What is required
Write each line exactly as it stands, from the line containing "Read this page and output its text content." through the end of the data.

Information supplied

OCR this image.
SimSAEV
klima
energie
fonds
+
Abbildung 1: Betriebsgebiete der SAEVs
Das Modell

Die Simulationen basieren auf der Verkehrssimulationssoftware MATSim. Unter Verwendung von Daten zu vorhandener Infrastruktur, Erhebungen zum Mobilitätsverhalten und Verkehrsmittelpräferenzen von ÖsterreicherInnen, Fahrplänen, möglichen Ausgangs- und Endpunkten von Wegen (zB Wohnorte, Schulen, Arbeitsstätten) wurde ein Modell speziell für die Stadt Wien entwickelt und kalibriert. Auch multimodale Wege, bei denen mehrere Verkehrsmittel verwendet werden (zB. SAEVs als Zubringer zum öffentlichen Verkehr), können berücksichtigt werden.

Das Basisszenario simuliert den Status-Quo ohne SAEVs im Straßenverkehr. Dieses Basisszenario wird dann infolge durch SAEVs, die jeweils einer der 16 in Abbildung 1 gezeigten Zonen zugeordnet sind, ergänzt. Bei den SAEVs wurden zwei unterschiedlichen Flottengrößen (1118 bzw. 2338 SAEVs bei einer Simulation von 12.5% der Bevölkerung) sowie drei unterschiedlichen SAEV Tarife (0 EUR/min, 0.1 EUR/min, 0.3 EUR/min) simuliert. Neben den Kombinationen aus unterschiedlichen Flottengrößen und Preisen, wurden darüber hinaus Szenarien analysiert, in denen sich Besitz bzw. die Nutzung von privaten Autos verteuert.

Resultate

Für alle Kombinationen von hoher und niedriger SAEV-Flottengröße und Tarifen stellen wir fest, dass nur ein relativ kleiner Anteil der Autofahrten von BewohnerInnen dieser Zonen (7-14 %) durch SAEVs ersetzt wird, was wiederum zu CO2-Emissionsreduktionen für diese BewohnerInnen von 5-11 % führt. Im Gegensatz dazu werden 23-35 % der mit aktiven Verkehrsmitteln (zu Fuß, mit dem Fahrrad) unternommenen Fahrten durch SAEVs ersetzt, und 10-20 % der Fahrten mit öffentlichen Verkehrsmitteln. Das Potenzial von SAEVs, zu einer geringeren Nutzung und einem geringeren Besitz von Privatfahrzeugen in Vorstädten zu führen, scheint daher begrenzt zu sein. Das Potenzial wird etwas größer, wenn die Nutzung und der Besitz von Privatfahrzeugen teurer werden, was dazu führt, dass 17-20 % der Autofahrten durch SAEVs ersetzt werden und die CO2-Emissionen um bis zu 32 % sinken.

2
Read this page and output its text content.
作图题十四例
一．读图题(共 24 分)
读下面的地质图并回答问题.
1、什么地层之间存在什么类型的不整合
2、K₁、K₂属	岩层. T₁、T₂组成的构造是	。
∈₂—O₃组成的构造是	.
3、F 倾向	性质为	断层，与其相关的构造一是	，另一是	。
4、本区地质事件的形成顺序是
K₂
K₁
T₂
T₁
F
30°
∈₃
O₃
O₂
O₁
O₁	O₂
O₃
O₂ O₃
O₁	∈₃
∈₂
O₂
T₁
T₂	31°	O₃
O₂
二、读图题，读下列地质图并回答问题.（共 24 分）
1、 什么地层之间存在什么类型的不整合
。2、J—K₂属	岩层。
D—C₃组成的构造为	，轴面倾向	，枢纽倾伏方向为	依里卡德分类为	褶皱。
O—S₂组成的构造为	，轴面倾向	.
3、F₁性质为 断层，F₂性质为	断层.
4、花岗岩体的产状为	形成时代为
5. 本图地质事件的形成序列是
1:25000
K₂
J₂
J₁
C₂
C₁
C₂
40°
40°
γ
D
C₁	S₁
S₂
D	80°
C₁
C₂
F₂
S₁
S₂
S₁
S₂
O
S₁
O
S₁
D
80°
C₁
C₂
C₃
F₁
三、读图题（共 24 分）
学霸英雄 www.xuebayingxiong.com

Solution
Read this page and output its text content.
作图题十四例
一．读图题(共 24 分)
读下面的地质图并回答问题.
1、什么地层之间存在什么类型的不整合
2、K₁、K₂属	岩层. T₁、T₂组成的构造是	。
∈₂—O₃组成的构造是	.
3、F 倾向	性质为	断层，与其相关的构造一是	，另一是	。
4、本区地质事件的形成顺序是
K₂
K₁
T₂
T₁
F
30°
∈₃
O₃
O₂
O₁
O₁	O₂
O₃
O₂ O₃
O₁	∈₃
∈₂
O₂
T₁
T₂	31°	O₃
O₂
二、读图题，读下列地质图并回答问题.（共 24 分）
1、 什么地层之间存在什么类型的不整合
。2、J—K₂属	岩层。
D—C₃组成的构造为	，轴面倾向	，枢纽倾伏方向为	依里卡德分类为	褶皱。
O—S₂组成的构造为	，轴面倾向	.
3、F₁性质为 断层，F₂性质为	断层.
4、花岗岩体的产状为	形成时代为
5. 本图地质事件的形成序列是
1:25000
K₂
J₂
J₁
C₂
C₁
C₂
40°
40°
γ
D
C₁	S₁
S₂
D	80°
C₁
C₂
F₂
S₁
S₂
S₁
S₂
O
S₁
O
S₁
D
80°
C₁
C₂
C₃
F₁
三、读图题（共 24 分）
学霸英雄 www.xuebayingxiong.com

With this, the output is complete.